ACTION ITEM: Copy out, from the data, each line containing the string "pressure".

INPUT DATA:

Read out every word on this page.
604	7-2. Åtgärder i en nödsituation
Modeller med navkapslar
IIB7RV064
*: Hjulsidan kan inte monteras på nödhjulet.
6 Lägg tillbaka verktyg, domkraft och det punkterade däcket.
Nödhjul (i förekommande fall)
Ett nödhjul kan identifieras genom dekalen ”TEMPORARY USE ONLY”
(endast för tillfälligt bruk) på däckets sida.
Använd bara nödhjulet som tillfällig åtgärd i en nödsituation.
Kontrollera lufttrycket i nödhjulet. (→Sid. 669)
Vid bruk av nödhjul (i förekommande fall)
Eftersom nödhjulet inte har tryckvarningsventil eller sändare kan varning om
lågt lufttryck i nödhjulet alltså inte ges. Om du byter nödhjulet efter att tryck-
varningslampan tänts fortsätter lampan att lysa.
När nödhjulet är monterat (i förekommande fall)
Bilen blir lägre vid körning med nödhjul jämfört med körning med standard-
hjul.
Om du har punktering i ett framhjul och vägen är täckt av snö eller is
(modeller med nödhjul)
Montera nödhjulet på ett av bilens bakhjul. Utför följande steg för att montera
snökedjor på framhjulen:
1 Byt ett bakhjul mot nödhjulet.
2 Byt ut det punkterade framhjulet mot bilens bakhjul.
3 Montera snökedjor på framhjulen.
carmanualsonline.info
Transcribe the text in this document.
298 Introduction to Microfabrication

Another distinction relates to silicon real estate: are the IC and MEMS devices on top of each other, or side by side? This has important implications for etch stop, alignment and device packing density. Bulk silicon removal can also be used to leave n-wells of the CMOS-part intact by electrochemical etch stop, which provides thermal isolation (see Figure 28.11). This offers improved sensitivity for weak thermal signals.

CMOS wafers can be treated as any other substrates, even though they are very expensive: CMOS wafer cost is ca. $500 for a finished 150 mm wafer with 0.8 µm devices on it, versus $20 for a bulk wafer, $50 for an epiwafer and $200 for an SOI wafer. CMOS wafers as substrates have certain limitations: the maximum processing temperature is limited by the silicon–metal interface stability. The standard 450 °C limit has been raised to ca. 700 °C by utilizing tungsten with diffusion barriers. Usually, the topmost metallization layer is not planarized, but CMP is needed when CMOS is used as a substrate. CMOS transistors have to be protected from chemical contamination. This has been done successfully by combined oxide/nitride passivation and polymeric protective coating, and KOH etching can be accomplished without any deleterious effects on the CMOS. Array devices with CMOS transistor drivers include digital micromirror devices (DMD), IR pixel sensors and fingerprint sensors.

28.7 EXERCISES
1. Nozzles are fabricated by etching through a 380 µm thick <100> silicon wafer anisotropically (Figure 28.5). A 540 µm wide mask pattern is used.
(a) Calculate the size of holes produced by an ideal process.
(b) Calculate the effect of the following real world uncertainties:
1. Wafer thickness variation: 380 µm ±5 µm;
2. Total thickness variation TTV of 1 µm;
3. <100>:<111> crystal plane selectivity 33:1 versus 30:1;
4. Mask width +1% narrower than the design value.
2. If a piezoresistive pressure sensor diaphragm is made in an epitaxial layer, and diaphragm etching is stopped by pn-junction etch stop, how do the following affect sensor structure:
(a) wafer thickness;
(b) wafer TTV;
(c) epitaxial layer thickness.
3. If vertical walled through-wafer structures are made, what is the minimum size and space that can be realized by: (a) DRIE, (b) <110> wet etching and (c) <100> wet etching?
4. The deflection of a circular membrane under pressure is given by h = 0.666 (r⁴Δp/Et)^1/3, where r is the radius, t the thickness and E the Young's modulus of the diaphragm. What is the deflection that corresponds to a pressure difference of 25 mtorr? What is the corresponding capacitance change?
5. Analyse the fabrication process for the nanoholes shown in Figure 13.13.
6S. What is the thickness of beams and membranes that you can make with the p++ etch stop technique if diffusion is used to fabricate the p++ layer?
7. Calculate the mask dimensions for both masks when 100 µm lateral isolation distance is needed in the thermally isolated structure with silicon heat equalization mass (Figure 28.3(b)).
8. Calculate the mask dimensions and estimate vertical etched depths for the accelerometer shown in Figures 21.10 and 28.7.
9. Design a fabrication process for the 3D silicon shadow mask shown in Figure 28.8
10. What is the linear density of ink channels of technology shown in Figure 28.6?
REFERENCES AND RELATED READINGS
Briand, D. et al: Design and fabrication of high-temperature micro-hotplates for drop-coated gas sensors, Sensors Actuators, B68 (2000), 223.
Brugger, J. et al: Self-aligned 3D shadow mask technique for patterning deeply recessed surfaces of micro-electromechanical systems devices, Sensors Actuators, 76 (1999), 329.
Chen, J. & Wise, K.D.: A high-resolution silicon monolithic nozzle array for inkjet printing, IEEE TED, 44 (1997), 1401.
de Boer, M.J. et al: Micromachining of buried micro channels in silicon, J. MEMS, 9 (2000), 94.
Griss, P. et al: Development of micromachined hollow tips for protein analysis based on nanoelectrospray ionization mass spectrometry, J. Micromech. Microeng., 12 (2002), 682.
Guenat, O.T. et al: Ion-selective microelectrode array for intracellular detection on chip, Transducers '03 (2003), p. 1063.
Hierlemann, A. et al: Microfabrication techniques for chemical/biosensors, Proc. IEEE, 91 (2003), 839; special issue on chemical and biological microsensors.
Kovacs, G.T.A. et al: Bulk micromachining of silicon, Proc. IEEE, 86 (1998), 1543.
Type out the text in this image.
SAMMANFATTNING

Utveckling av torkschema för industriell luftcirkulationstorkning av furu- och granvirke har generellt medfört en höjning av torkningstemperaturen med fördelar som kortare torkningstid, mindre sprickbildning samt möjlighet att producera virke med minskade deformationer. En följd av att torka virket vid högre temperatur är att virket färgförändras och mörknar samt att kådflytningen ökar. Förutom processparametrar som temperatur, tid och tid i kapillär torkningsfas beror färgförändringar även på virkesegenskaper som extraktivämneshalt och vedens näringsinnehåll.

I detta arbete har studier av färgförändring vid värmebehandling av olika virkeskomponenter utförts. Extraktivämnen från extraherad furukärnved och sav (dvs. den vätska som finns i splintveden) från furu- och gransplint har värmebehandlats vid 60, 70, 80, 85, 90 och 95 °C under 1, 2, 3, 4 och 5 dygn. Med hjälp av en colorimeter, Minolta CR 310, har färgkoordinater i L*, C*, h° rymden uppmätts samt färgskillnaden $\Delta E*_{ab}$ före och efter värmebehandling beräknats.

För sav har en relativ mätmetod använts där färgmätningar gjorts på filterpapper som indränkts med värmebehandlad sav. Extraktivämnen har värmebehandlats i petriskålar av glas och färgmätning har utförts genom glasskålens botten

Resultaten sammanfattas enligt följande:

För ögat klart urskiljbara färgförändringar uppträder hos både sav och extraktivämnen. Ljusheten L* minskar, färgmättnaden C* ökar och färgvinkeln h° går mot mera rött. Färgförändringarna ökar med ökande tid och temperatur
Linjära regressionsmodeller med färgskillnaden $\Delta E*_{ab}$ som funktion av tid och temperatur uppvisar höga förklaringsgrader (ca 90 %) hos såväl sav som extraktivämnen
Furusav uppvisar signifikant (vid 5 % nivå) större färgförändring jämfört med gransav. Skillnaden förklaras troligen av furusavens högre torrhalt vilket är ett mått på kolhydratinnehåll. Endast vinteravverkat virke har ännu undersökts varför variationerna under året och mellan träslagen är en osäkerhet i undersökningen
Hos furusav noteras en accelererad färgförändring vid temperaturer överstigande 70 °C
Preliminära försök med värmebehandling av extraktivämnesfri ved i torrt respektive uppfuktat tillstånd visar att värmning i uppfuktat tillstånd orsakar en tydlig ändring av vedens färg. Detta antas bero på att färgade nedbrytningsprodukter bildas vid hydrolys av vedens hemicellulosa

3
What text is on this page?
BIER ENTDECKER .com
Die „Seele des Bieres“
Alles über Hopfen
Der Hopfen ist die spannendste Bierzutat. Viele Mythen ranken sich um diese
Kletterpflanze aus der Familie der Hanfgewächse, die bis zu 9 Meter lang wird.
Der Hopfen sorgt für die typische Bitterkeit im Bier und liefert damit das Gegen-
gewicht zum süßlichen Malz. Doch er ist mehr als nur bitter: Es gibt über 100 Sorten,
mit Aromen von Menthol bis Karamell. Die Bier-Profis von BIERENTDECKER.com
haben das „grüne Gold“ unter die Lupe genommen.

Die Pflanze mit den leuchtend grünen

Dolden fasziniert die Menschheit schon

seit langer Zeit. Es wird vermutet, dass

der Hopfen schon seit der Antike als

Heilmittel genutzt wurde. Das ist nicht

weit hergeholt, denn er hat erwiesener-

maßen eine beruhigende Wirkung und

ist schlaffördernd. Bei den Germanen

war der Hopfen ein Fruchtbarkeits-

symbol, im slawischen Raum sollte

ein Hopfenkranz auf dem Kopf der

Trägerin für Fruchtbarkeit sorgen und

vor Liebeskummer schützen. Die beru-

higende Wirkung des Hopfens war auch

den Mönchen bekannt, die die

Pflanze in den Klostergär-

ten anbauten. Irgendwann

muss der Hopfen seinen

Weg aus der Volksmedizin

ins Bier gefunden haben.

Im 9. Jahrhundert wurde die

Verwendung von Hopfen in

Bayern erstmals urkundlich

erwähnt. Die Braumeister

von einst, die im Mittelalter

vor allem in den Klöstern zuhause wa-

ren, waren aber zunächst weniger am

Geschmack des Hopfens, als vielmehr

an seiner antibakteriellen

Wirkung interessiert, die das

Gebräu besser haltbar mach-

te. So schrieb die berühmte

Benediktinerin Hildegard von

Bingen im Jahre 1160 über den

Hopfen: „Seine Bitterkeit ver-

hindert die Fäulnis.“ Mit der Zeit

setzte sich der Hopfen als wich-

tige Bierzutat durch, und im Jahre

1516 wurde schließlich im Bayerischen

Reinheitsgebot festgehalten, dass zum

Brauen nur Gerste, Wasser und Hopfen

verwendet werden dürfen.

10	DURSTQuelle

RESULT FOR THIS TASK:
2. If a piezoresistive pressure sensor diaphragm is made in an epitaxial layer, and diaphragm etching is stopped by pn-junction etch stop, how do the following affect sensor structure:
4. The deflection of a circular membrane under pressure is given by h = 0.666 (r⁴Δp/Et)^1/3, where r is the radius, t the thickness and E the Young's modulus of the diaphragm. What is the deflection that corresponds to a pressure difference of 25 mtorr? What is the corresponding capacitance change?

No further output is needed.